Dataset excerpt
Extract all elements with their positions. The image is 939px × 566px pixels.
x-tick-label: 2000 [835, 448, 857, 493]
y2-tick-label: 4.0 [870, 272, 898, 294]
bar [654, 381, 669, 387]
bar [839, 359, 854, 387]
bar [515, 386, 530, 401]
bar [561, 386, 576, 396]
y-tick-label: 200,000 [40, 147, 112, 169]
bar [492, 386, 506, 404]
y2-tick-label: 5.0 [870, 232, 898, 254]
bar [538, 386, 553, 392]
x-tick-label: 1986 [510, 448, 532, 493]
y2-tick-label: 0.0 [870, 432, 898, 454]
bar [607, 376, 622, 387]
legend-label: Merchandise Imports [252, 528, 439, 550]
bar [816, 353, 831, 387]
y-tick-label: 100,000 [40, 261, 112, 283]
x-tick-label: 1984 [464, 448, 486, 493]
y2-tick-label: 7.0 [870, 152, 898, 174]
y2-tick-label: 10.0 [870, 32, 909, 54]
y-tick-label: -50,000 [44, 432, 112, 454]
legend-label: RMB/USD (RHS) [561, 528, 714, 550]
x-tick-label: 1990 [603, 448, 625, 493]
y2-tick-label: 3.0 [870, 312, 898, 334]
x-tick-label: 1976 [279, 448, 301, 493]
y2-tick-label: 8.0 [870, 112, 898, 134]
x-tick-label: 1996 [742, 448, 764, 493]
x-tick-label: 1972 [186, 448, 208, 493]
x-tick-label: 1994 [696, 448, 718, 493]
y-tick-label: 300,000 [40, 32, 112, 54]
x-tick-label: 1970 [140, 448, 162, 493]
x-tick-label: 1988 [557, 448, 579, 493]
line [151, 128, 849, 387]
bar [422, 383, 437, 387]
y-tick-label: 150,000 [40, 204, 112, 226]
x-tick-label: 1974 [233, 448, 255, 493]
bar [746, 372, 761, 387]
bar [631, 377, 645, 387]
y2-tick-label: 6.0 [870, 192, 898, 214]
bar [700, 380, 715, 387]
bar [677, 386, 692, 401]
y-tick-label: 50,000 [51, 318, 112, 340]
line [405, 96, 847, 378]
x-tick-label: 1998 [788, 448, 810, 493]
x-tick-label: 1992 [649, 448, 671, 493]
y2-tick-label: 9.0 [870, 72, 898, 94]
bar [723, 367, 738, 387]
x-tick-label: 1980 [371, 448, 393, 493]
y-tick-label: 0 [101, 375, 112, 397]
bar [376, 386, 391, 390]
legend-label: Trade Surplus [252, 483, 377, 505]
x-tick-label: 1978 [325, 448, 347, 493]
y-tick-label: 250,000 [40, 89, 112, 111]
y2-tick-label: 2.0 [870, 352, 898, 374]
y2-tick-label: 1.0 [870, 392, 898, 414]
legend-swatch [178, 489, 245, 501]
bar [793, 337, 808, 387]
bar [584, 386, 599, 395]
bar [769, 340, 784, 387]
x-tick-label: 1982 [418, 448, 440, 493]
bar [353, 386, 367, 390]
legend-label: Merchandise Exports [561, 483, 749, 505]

-- Problem statement --
Edit the lines of the dataset excerpt above, from the first line through the line containing "x-tick-label: 1978 [325, 448, 347, 493]". Replace "Merchandise Imports" with "Goods Imports" and leave everything else unchanged.

-- Result of this exercise --
Extract all elements with their positions. The image is 939px × 566px pixels.
x-tick-label: 2000 [835, 448, 857, 493]
y2-tick-label: 4.0 [870, 272, 898, 294]
bar [654, 381, 669, 387]
bar [839, 359, 854, 387]
bar [515, 386, 530, 401]
bar [561, 386, 576, 396]
y-tick-label: 200,000 [40, 147, 112, 169]
bar [492, 386, 506, 404]
y2-tick-label: 5.0 [870, 232, 898, 254]
bar [538, 386, 553, 392]
x-tick-label: 1986 [510, 448, 532, 493]
y2-tick-label: 0.0 [870, 432, 898, 454]
bar [607, 376, 622, 387]
legend-label: Goods Imports [252, 528, 439, 550]
bar [816, 353, 831, 387]
y-tick-label: 100,000 [40, 261, 112, 283]
x-tick-label: 1984 [464, 448, 486, 493]
y2-tick-label: 7.0 [870, 152, 898, 174]
y2-tick-label: 10.0 [870, 32, 909, 54]
y-tick-label: -50,000 [44, 432, 112, 454]
legend-label: RMB/USD (RHS) [561, 528, 714, 550]
x-tick-label: 1990 [603, 448, 625, 493]
y2-tick-label: 3.0 [870, 312, 898, 334]
x-tick-label: 1976 [279, 448, 301, 493]
y2-tick-label: 8.0 [870, 112, 898, 134]
x-tick-label: 1996 [742, 448, 764, 493]
x-tick-label: 1972 [186, 448, 208, 493]
x-tick-label: 1994 [696, 448, 718, 493]
y-tick-label: 300,000 [40, 32, 112, 54]
x-tick-label: 1970 [140, 448, 162, 493]
x-tick-label: 1988 [557, 448, 579, 493]
line [151, 128, 849, 387]
bar [422, 383, 437, 387]
y-tick-label: 150,000 [40, 204, 112, 226]
x-tick-label: 1974 [233, 448, 255, 493]
bar [746, 372, 761, 387]
bar [631, 377, 645, 387]
y2-tick-label: 6.0 [870, 192, 898, 214]
bar [700, 380, 715, 387]
bar [677, 386, 692, 401]
y-tick-label: 50,000 [51, 318, 112, 340]
line [405, 96, 847, 378]
x-tick-label: 1998 [788, 448, 810, 493]
x-tick-label: 1992 [649, 448, 671, 493]
y2-tick-label: 9.0 [870, 72, 898, 94]
bar [723, 367, 738, 387]
x-tick-label: 1980 [371, 448, 393, 493]
y-tick-label: 0 [101, 375, 112, 397]
bar [376, 386, 391, 390]
legend-label: Trade Surplus [252, 483, 377, 505]
x-tick-label: 1978 [325, 448, 347, 493]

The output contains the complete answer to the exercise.